— Begin Record excerpts —
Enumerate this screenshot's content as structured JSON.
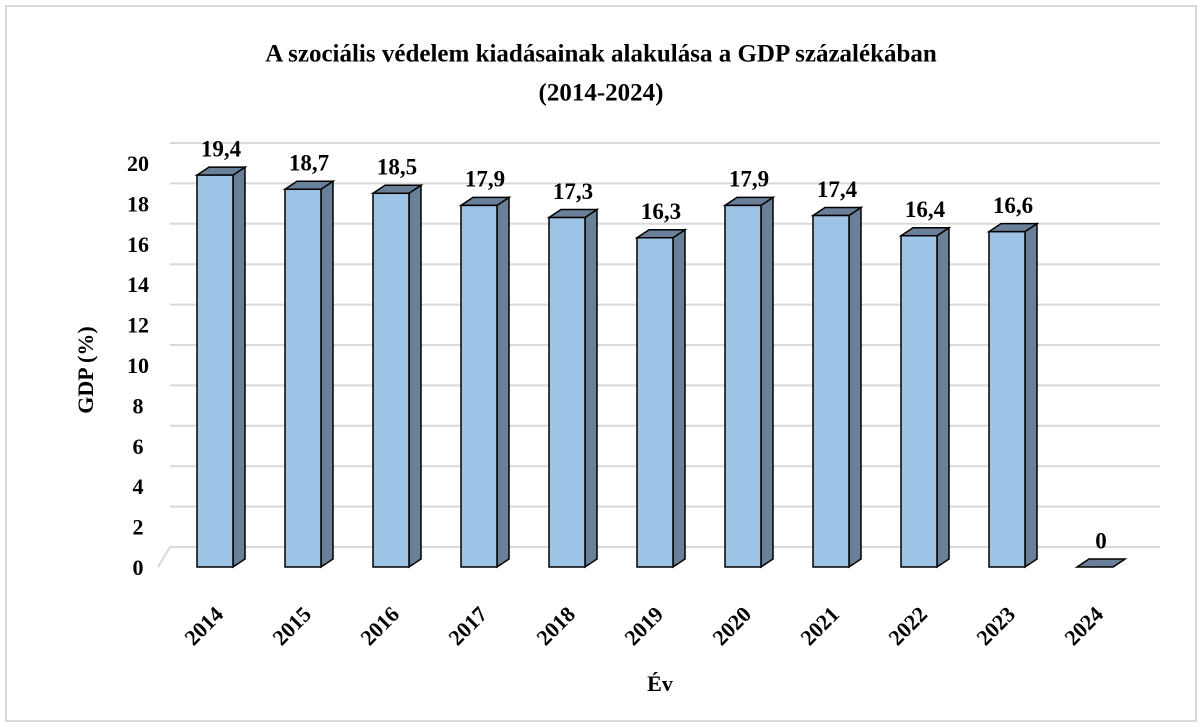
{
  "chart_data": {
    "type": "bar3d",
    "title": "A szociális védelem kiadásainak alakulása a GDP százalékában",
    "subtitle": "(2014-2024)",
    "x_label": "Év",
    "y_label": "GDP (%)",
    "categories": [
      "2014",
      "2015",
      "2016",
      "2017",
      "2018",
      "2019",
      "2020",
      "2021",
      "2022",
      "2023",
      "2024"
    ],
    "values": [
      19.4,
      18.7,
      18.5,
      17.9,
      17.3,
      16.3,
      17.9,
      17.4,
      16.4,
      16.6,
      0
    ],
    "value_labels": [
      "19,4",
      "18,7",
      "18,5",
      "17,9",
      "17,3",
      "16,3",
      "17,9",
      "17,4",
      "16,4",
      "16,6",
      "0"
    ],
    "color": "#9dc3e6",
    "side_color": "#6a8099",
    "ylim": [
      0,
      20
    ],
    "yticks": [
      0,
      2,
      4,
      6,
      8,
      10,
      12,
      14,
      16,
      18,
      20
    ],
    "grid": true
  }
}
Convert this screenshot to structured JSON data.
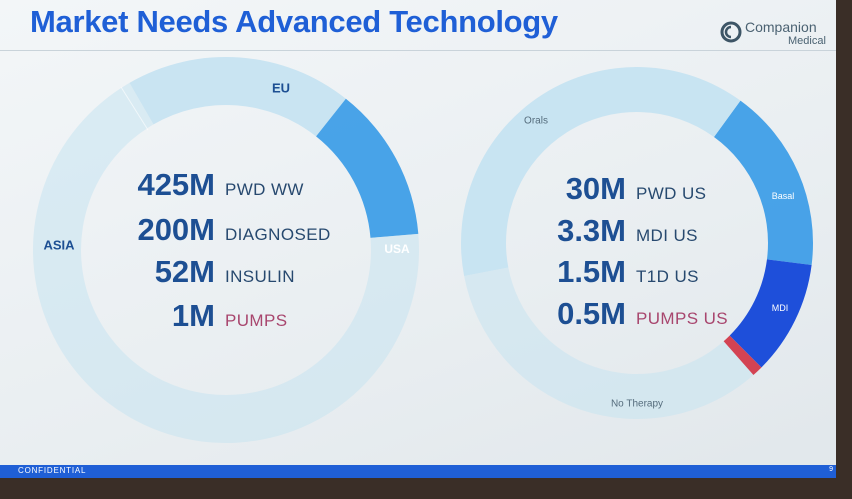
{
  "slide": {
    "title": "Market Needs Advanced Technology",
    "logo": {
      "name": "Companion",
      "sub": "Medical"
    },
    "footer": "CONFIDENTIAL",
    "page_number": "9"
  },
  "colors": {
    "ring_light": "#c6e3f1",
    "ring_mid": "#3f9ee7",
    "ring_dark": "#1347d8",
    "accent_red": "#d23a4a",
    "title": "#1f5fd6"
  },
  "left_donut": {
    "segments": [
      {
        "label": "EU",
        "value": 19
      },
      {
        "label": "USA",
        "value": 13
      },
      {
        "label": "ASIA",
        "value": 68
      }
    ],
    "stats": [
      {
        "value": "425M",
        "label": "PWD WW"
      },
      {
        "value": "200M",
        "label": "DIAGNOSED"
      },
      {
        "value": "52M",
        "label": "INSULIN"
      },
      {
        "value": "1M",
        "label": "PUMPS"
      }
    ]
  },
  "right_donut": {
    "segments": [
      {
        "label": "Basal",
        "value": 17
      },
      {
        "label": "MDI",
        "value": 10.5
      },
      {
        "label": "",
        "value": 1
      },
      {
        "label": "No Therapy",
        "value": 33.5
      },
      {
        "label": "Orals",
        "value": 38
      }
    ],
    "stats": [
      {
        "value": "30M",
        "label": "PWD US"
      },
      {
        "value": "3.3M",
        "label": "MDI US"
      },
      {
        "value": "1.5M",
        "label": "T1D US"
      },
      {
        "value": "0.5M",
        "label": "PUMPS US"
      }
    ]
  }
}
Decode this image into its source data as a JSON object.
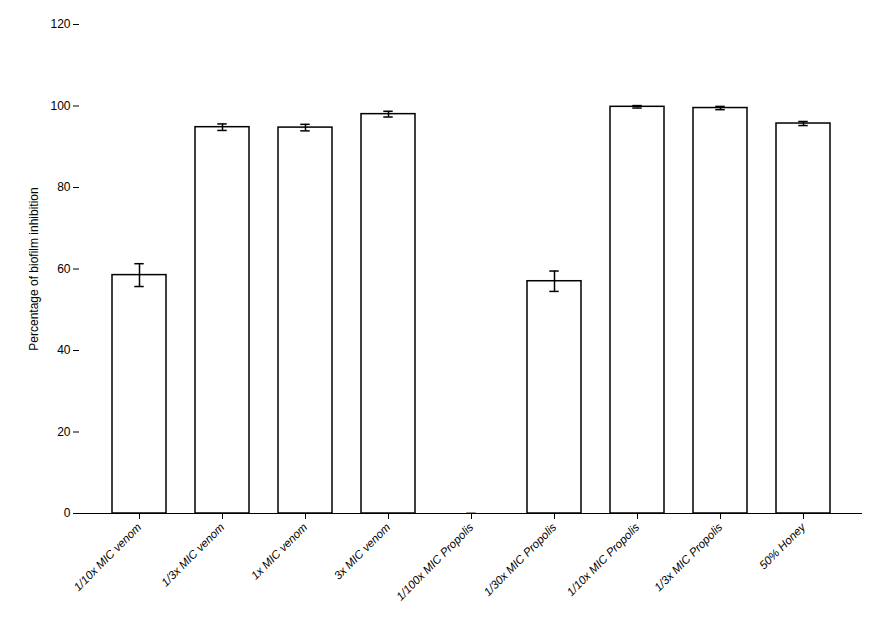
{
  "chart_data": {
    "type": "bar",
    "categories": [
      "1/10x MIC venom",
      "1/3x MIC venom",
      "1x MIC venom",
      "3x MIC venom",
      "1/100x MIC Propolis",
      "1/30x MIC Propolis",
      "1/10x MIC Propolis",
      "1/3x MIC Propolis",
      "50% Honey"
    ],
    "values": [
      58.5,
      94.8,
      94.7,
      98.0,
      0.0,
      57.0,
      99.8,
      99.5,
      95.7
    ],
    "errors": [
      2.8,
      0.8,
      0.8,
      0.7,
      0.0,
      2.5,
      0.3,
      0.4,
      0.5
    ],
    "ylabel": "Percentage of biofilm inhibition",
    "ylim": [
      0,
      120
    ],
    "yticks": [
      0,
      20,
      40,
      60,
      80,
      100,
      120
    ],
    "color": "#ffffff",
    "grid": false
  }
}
— End Record excerpts —
[What is needed] Extract the entries in full, exactly as they are, minus the pictures.

[Written reply]
Enumerate this screenshot's content as structured JSON.
{
  "chart_data": {
    "type": "bar3d",
    "title": "A szociális védelem kiadásainak alakulása a GDP százalékában",
    "subtitle": "(2014-2024)",
    "x_label": "Év",
    "y_label": "GDP (%)",
    "categories": [
      "2014",
      "2015",
      "2016",
      "2017",
      "2018",
      "2019",
      "2020",
      "2021",
      "2022",
      "2023",
      "2024"
    ],
    "values": [
      19.4,
      18.7,
      18.5,
      17.9,
      17.3,
      16.3,
      17.9,
      17.4,
      16.4,
      16.6,
      0
    ],
    "value_labels": [
      "19,4",
      "18,7",
      "18,5",
      "17,9",
      "17,3",
      "16,3",
      "17,9",
      "17,4",
      "16,4",
      "16,6",
      "0"
    ],
    "color": "#9dc3e6",
    "side_color": "#6a8099",
    "ylim": [
      0,
      20
    ],
    "yticks": [
      0,
      2,
      4,
      6,
      8,
      10,
      12,
      14,
      16,
      18,
      20
    ],
    "grid": true
  }
}
Convert this screenshot to structured JSON data.
{
  "slide": {
    "title": "Market Needs Advanced Technology",
    "logo": {
      "name": "Companion",
      "sub": "Medical"
    },
    "footer": "CONFIDENTIAL",
    "page_number": "9"
  },
  "colors": {
    "ring_light": "#c6e3f1",
    "ring_mid": "#3f9ee7",
    "ring_dark": "#1347d8",
    "accent_red": "#d23a4a",
    "title": "#1f5fd6"
  },
  "left_donut": {
    "segments": [
      {
        "label": "EU",
        "value": 19
      },
      {
        "label": "USA",
        "value": 13
      },
      {
        "label": "ASIA",
        "value": 68
      }
    ],
    "stats": [
      {
        "value": "425M",
        "label": "PWD WW"
      },
      {
        "value": "200M",
        "label": "DIAGNOSED"
      },
      {
        "value": "52M",
        "label": "INSULIN"
      },
      {
        "value": "1M",
        "label": "PUMPS"
      }
    ]
  },
  "right_donut": {
    "segments": [
      {
        "label": "Basal",
        "value": 17
      },
      {
        "label": "MDI",
        "value": 10.5
      },
      {
        "label": "",
        "value": 1
      },
      {
        "label": "No Therapy",
        "value": 33.5
      },
      {
        "label": "Orals",
        "value": 38
      }
    ],
    "stats": [
      {
        "value": "30M",
        "label": "PWD US"
      },
      {
        "value": "3.3M",
        "label": "MDI US"
      },
      {
        "value": "1.5M",
        "label": "T1D US"
      },
      {
        "value": "0.5M",
        "label": "PUMPS US"
      }
    ]
  }
}
Decode this image into its source data as a JSON object.
{
  "chart_data": {
    "type": "bar",
    "categories": [
      "1/10x MIC venom",
      "1/3x MIC venom",
      "1x MIC venom",
      "3x MIC venom",
      "1/100x MIC Propolis",
      "1/30x MIC Propolis",
      "1/10x MIC Propolis",
      "1/3x MIC Propolis",
      "50% Honey"
    ],
    "values": [
      58.5,
      94.8,
      94.7,
      98.0,
      0.0,
      57.0,
      99.8,
      99.5,
      95.7
    ],
    "errors": [
      2.8,
      0.8,
      0.8,
      0.7,
      0.0,
      2.5,
      0.3,
      0.4,
      0.5
    ],
    "ylabel": "Percentage of biofilm inhibition",
    "ylim": [
      0,
      120
    ],
    "yticks": [
      0,
      20,
      40,
      60,
      80,
      100,
      120
    ],
    "color": "#ffffff",
    "grid": false
  }
}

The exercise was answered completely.